Argued October 1, 2009 - Decided

Before Judges Fisher, Sapp-Peterson and Espinosa.

On appeal from the Superior Court of New Jersey, Law Division, Middlesex County, Docket No. L-5193-03.

Adam L. Rothenberg argued the cause for appellants (Levinson Axelrod, P.A., attorneys; Mr. Rothenberg, on the brief).

Dawn Attwood argued the cause for respondent (Decotiis, Fitzpatrick, Cole & Wisler, L.L.P., attorneys; Ms. Attwood and Thomas A. Abbate, on the brief).

PER CURIAM

In this appeal, we are again asked to interpret the intentional wrong exception under the Workers Compensation Act, N.J.S.A. 34:15-1 to -128 (Act). Plaintiffs, Jerry Mann, individually and on behalf of the Estate of Michael G. LaPoint and his heirs, and Rebecca LaPoint, decedent's wife, appeal from the grant of summary judgment dismissing claims against LaPoint's employer, defendant Edison Township (Township), arising out of fatal injuries LaPoint sustained when he fell off the back of a garbage truck that then ran over him while in reverse mode. On appeal, plaintiffs contend the trial court erred in dismissing the complaint because the intentional wrong exception under the Act applied to LaPoint's claims. Additionally, plaintiffs contend the trial court improperly resolved issues of fact in reaching its decision. We affirm.

The facts viewed most favorably to plaintiffs disclose that on April 15, 2002, LaPoint, who had been an employee of the Township for at least fifteen years, was part of a three-person crew manning a Township sanitation truck. LaPoint worked as a garbage picker, collecting and depositing refuse into the rear hopper of the truck.

The truck on which LaPoint was working at the time of his fatal accident was a Formula 5000 (F5000) manufactured by Heil Packer (Heil). The truck was delivered to the Township in 1993. The bid specifications for the truck included a requirement that steps installed on the tailgate "must conform to ANSI standards." As delivered, the truck was equipped with steps mounted to the side of the truck that were made out of Grip Strut, a self-cleaning and slip-resistant material. The rear sides of the truck also bore warning decals stating: "CAUTION: Do not use riding step when vehicle is exceeding 10 MPH, operating in reverse or traveling in excess of 2/10 miles."

Although the truck, as originally designed, had an L-shaped, wraparound step that extended several inches into the rear, the truck delivered to the Township did not have the L-shaped step because it was equipped with a container-lifting mechanism. After the Township accepted delivery of the truck, it had one of its employees retrofit the truck by installing a platform step across its rear. Retrofitting sanitation trucks with a rear platform step had been a practice of the Township's Public Works Department since sometime in the 1980s. At the time of LaPoint's fatal accident, twelve of the Township's thirteen sanitation trucks had been modified with a rear platform step and grab bar. The Township's welder testified during his deposition that he installed a platform step across the rear of their sanitation trucks at the direction of his supervisor, who reported to the Public Works Director, and he received a work order to perform the modifications. Township administration officials, however, claimed they were unaware of this modification prior to LaPoint's fatal accident.

Plaintiffs' expert, Donald T. Aull, prepared a report in which he opined that defendant's modification of its sanitation trucks to install the "additional step and associated grab handles clearly provided a substantial hazard that was certain to result in accidents, injury or death." He noted that a worker riding on the rear step was not visible to the truck's driver and therefore at risk of being run over if the truck was being operated in reverse before the driver became aware that a worker had fallen off.

§ DATASET CONTENT:
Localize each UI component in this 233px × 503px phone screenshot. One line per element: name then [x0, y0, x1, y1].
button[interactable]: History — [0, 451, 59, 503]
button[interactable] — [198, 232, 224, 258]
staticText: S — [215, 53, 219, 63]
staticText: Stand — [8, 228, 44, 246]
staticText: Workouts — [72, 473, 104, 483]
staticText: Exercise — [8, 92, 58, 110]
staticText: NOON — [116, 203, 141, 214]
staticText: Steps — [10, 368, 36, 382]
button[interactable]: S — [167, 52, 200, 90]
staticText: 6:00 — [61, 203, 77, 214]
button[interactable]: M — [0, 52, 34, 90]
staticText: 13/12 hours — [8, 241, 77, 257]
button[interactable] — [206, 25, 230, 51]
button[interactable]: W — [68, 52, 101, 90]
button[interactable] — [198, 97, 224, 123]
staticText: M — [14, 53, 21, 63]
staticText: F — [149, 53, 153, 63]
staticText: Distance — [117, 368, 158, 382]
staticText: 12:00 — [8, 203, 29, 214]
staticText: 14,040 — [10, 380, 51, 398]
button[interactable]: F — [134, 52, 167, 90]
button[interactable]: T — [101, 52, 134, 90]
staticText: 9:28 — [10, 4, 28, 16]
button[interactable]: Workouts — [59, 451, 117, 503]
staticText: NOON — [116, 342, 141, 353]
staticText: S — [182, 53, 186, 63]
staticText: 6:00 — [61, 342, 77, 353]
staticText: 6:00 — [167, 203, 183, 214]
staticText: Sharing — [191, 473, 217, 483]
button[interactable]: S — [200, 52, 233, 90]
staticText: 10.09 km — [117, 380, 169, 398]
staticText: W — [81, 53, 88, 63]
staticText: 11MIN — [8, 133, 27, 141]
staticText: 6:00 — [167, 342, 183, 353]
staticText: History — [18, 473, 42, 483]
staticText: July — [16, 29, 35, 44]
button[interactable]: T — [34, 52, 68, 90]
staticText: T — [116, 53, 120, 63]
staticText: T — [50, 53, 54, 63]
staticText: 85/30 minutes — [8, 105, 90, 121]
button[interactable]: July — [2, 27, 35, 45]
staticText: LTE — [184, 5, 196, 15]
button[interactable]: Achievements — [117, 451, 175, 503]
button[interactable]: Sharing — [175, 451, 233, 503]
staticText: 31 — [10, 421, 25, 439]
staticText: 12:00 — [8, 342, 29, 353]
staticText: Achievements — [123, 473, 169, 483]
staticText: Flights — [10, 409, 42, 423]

§ SET OF TASKS:
1. From the court opinion, extract the passage that begins at the words "On appeal from" and ends after the words "Rothenberg, on the brief).", copied word for word.
2. Put the lines of the listing into a JSON list of strings, one string per line and no blank lines. Begin at the first line of the listing and stop after the line that contains "staticText: S — [182, 53, 186, 63]", including both of those lines.

§ ANSWERS:
1.
On appeal from the Superior Court of New Jersey, Law Division, Middlesex County, Docket No. L-5193-03.

Adam L. Rothenberg argued the cause for appellants (Levinson Axelrod, P.A., attorneys; Mr. Rothenberg, on the brief).

2.
[
  "Localize each UI component in this 233px × 503px phone screenshot. One line per element: name then [x0, y0, x1, y1].",
  "button[interactable]: History — [0, 451, 59, 503]",
  "button[interactable] — [198, 232, 224, 258]",
  "staticText: S — [215, 53, 219, 63]",
  "staticText: Stand — [8, 228, 44, 246]",
  "staticText: Workouts — [72, 473, 104, 483]",
  "staticText: Exercise — [8, 92, 58, 110]",
  "staticText: NOON — [116, 203, 141, 214]",
  "staticText: Steps — [10, 368, 36, 382]",
  "button[interactable]: S — [167, 52, 200, 90]",
  "staticText: 6:00 — [61, 203, 77, 214]",
  "button[interactable]: M — [0, 52, 34, 90]",
  "staticText: 13/12 hours — [8, 241, 77, 257]",
  "button[interactable] — [206, 25, 230, 51]",
  "button[interactable]: W — [68, 52, 101, 90]",
  "button[interactable] — [198, 97, 224, 123]",
  "staticText: M — [14, 53, 21, 63]",
  "staticText: F — [149, 53, 153, 63]",
  "staticText: Distance — [117, 368, 158, 382]",
  "staticText: 12:00 — [8, 203, 29, 214]",
  "staticText: 14,040 — [10, 380, 51, 398]",
  "button[interactable]: F — [134, 52, 167, 90]",
  "button[interactable]: T — [101, 52, 134, 90]",
  "staticText: 9:28 — [10, 4, 28, 16]",
  "button[interactable]: Workouts — [59, 451, 117, 503]",
  "staticText: NOON — [116, 342, 141, 353]",
  "staticText: S — [182, 53, 186, 63]"
]